PAGE EXCERPT ::
A Self-Taught Artist Hangs a Solo Show to Inspire Everyone

A Self-Taught Artist Hangs a Solo Show to Inspire Everyone

'Lady in Waiting' and a detail of 'Blue Abstract'

WHAT IF ANYONE could be an artist? Or, to put it another way, what if the tools of creativity — regardless of the medium, be it dance, writing, music or visual art — were accessible to all of us, and more often than not, simply lay dormant due to circumstance, socio-economic challenges, and self-doubt?


These are not the questions Houston artist NEGRASSO is dealing with in his solo exhibit Macrocosm, which goes up Feb. 3 at Art Is Bond Gallery, but they come to mind after one learns a bit more about his biography.

AIM :: From the article on the self-taught artist's solo show, write out word for word the passage starting at "WHAT IF ANYONE" and ending at "about his biography.".

STORED RECORDS ::

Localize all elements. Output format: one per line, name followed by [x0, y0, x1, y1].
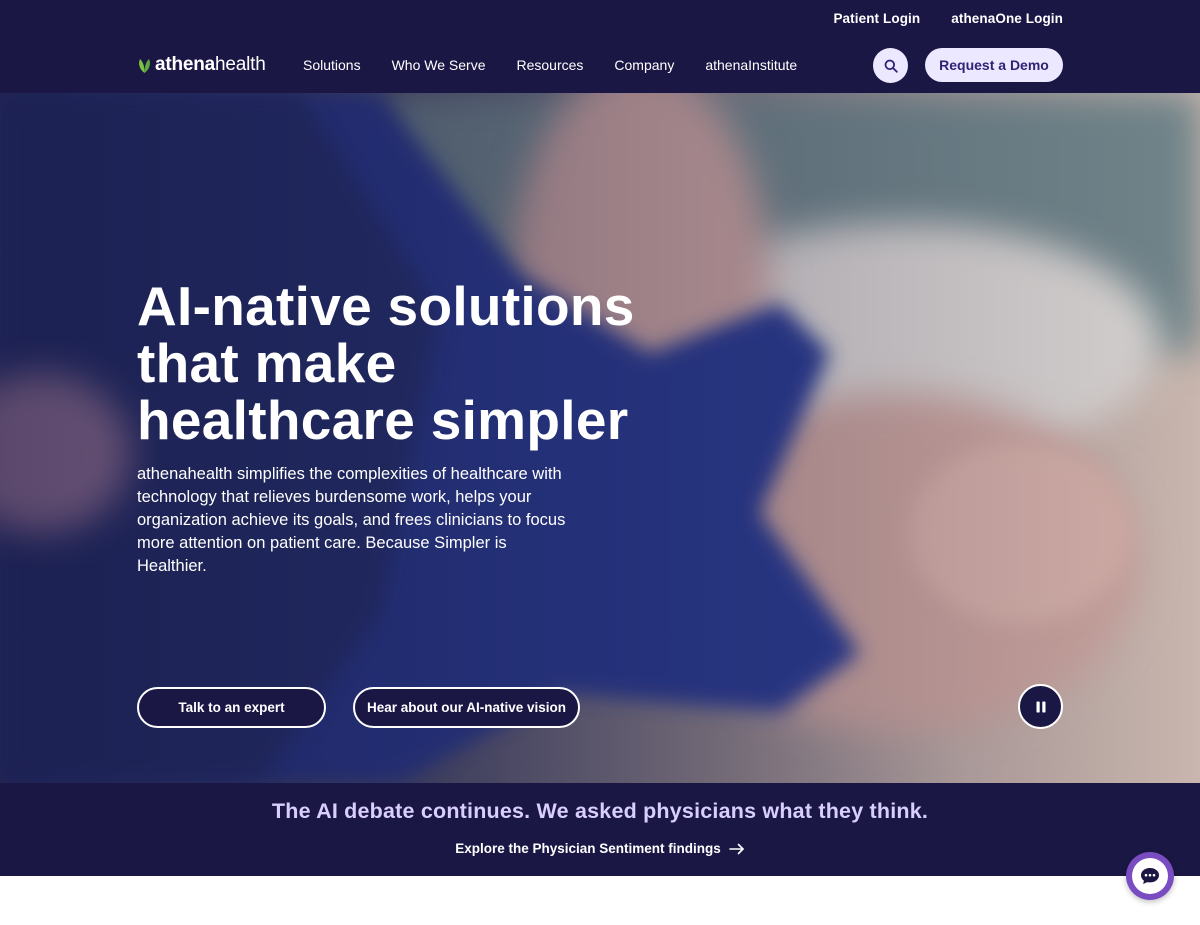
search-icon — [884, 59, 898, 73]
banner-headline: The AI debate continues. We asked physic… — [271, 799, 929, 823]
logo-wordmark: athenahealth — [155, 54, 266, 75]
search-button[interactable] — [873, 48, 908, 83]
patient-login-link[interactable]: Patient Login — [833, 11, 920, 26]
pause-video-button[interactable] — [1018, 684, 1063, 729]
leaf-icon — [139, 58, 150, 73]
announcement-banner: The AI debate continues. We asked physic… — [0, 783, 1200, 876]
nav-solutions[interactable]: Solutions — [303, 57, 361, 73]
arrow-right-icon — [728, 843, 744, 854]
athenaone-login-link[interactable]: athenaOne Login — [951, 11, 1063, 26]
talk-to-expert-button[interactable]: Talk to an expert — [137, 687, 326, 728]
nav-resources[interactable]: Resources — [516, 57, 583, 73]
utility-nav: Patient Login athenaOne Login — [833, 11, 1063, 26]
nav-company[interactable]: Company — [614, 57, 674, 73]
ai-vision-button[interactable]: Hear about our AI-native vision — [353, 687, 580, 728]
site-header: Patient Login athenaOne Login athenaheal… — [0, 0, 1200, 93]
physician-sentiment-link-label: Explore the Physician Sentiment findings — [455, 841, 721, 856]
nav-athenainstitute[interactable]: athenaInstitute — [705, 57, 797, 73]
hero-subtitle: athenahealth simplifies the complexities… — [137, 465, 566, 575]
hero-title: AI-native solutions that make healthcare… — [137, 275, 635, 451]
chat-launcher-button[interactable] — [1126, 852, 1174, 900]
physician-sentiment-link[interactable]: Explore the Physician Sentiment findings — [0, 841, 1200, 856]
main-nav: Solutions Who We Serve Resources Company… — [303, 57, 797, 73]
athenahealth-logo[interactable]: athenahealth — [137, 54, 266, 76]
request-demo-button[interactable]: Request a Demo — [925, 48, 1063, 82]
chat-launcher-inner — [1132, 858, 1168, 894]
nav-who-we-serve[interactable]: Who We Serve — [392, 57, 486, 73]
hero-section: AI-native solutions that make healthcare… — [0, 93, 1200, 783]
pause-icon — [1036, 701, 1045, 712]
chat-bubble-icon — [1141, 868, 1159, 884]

WORKED SOLUTION ::
WHAT IF ANYONE could be an artist? Or, to put it another way, what if the tools of creativity — regardless of the medium, be it dance, writing, music or visual art — were accessible to all of us, and more often than not, simply lay dormant due to circumstance, socio-economic challenges, and self-doubt?


These are not the questions Houston artist NEGRASSO is dealing with in his solo exhibit Macrocosm, which goes up Feb. 3 at Art Is Bond Gallery, but they come to mind after one learns a bit more about his biography.